● PROMPT
Transcribe every entry word for word, but skip the images.

::: LISTED ENTRIES :::

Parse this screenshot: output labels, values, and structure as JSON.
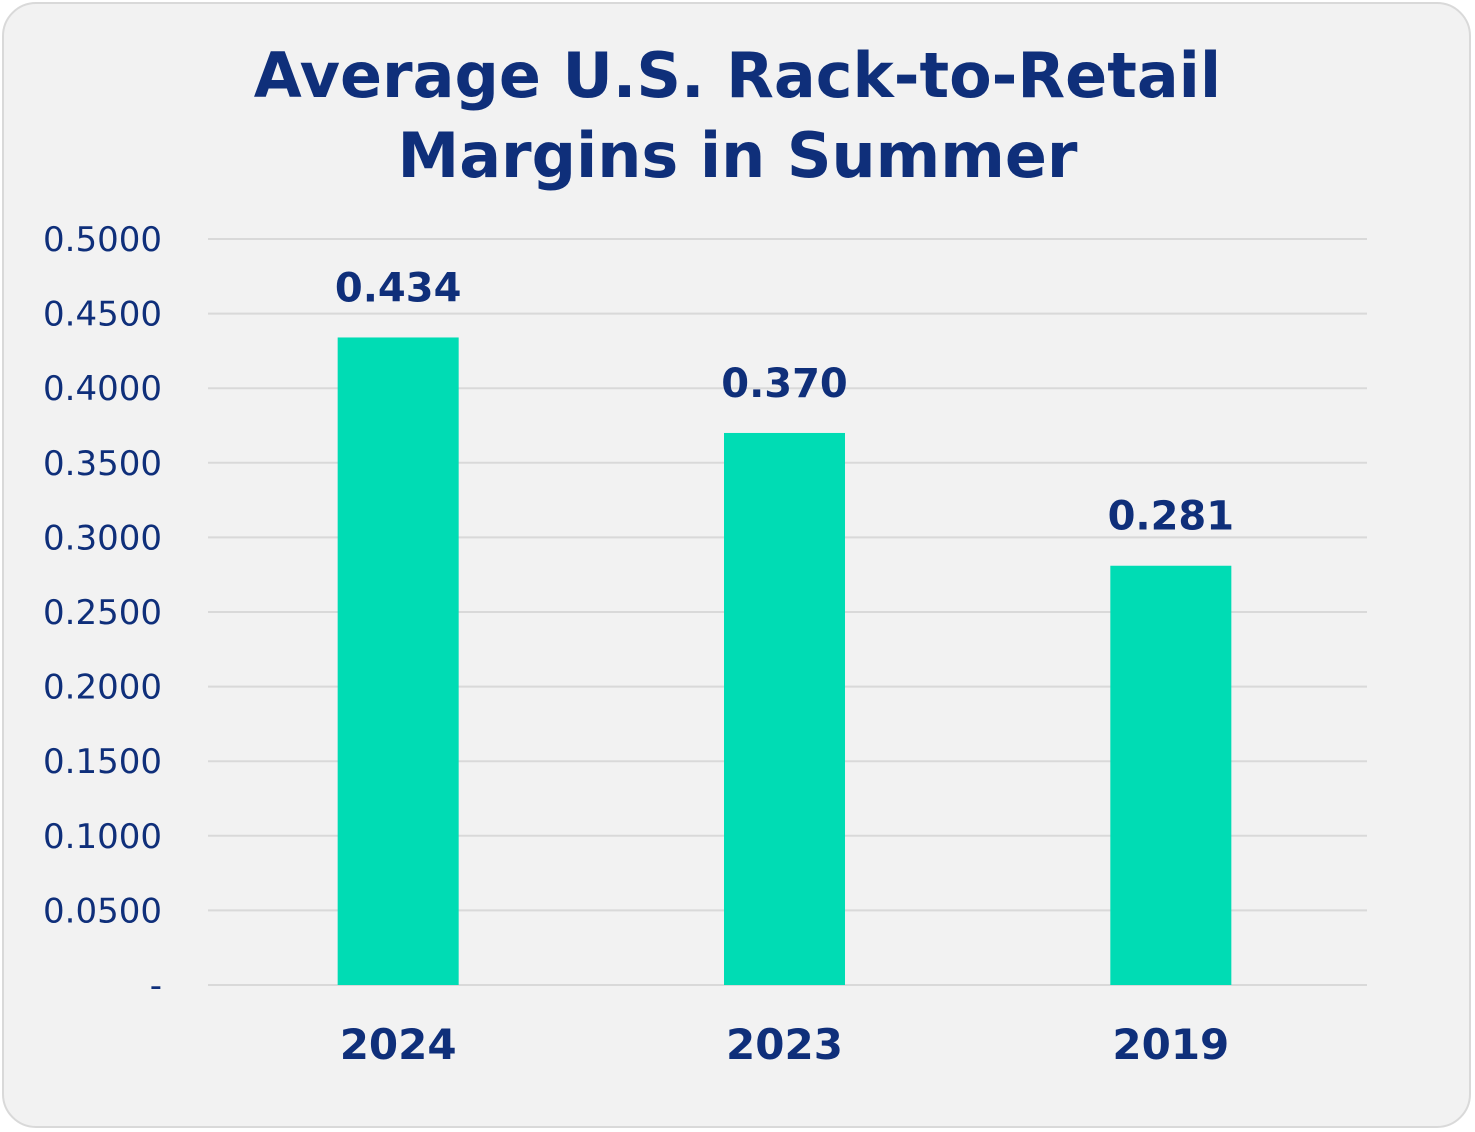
{
  "chart_data": {
    "type": "bar",
    "title_lines": [
      "Average U.S. Rack-to-Retail",
      "Margins in Summer"
    ],
    "categories": [
      "2024",
      "2023",
      "2019"
    ],
    "values": [
      0.434,
      0.37,
      0.281
    ],
    "data_labels": [
      "0.434",
      "0.370",
      "0.281"
    ],
    "ylim": [
      0,
      0.5
    ],
    "yticks": [
      0,
      0.05,
      0.1,
      0.15,
      0.2,
      0.25,
      0.3,
      0.35,
      0.4,
      0.45,
      0.5
    ],
    "ytick_labels": [
      "-",
      "0.0500",
      "0.1000",
      "0.1500",
      "0.2000",
      "0.2500",
      "0.3000",
      "0.3500",
      "0.4000",
      "0.4500",
      "0.5000"
    ],
    "xlabel": "",
    "ylabel": "",
    "grid": true,
    "legend": "none",
    "colors": {
      "bar": "#00dcb4",
      "text": "#0f2f7a",
      "grid": "#d9d9d9",
      "background": "#f2f2f2"
    }
  }
}
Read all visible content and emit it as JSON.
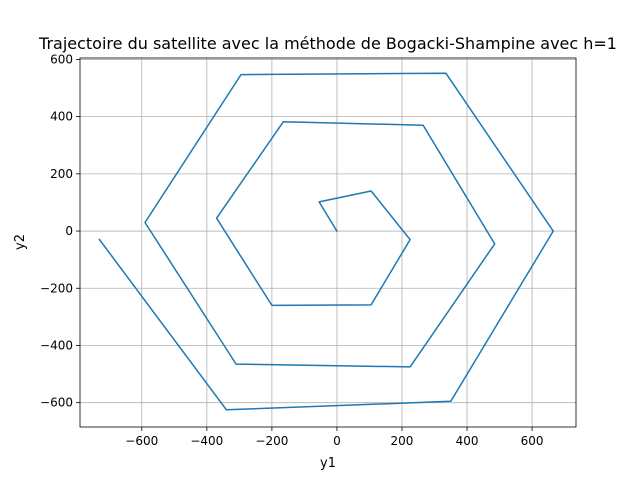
{
  "chart_data": {
    "type": "line",
    "title": "Trajectoire du satellite avec la méthode de Bogacki-Shampine avec h=1",
    "xlabel": "y1",
    "ylabel": "y2",
    "xlim": [
      -790,
      735
    ],
    "ylim": [
      -685,
      605
    ],
    "xticks": [
      -600,
      -400,
      -200,
      0,
      200,
      400,
      600
    ],
    "yticks": [
      -600,
      -400,
      -200,
      0,
      200,
      400,
      600
    ],
    "grid": true,
    "series": [
      {
        "color": "#1f77b4",
        "x": [
          0,
          -55,
          105,
          225,
          105,
          -200,
          -370,
          -165,
          265,
          485,
          225,
          -310,
          -590,
          -295,
          335,
          665,
          350,
          -340,
          -730
        ],
        "y": [
          0,
          102,
          140,
          -30,
          -258,
          -260,
          45,
          382,
          370,
          -45,
          -475,
          -465,
          30,
          547,
          552,
          0,
          -595,
          -625,
          -30
        ]
      }
    ]
  }
}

:::

● CORRECT RESPONSE
Parse this screenshot: output labels, values, and structure as JSON.
{
  "chart_data": {
    "type": "bar",
    "title_lines": [
      "Average U.S. Rack-to-Retail",
      "Margins in Summer"
    ],
    "categories": [
      "2024",
      "2023",
      "2019"
    ],
    "values": [
      0.434,
      0.37,
      0.281
    ],
    "data_labels": [
      "0.434",
      "0.370",
      "0.281"
    ],
    "ylim": [
      0,
      0.5
    ],
    "yticks": [
      0,
      0.05,
      0.1,
      0.15,
      0.2,
      0.25,
      0.3,
      0.35,
      0.4,
      0.45,
      0.5
    ],
    "ytick_labels": [
      "-",
      "0.0500",
      "0.1000",
      "0.1500",
      "0.2000",
      "0.2500",
      "0.3000",
      "0.3500",
      "0.4000",
      "0.4500",
      "0.5000"
    ],
    "xlabel": "",
    "ylabel": "",
    "grid": true,
    "legend": "none",
    "colors": {
      "bar": "#00dcb4",
      "text": "#0f2f7a",
      "grid": "#d9d9d9",
      "background": "#f2f2f2"
    }
  }
}
Read all visible content and emit it as JSON.
{
  "chart_data": {
    "type": "line",
    "title": "Trajectoire du satellite avec la méthode de Bogacki-Shampine avec h=1",
    "xlabel": "y1",
    "ylabel": "y2",
    "xlim": [
      -790,
      735
    ],
    "ylim": [
      -685,
      605
    ],
    "xticks": [
      -600,
      -400,
      -200,
      0,
      200,
      400,
      600
    ],
    "yticks": [
      -600,
      -400,
      -200,
      0,
      200,
      400,
      600
    ],
    "grid": true,
    "series": [
      {
        "color": "#1f77b4",
        "x": [
          0,
          -55,
          105,
          225,
          105,
          -200,
          -370,
          -165,
          265,
          485,
          225,
          -310,
          -590,
          -295,
          335,
          665,
          350,
          -340,
          -730
        ],
        "y": [
          0,
          102,
          140,
          -30,
          -258,
          -260,
          45,
          382,
          370,
          -45,
          -475,
          -465,
          30,
          547,
          552,
          0,
          -595,
          -625,
          -30
        ]
      }
    ]
  }
}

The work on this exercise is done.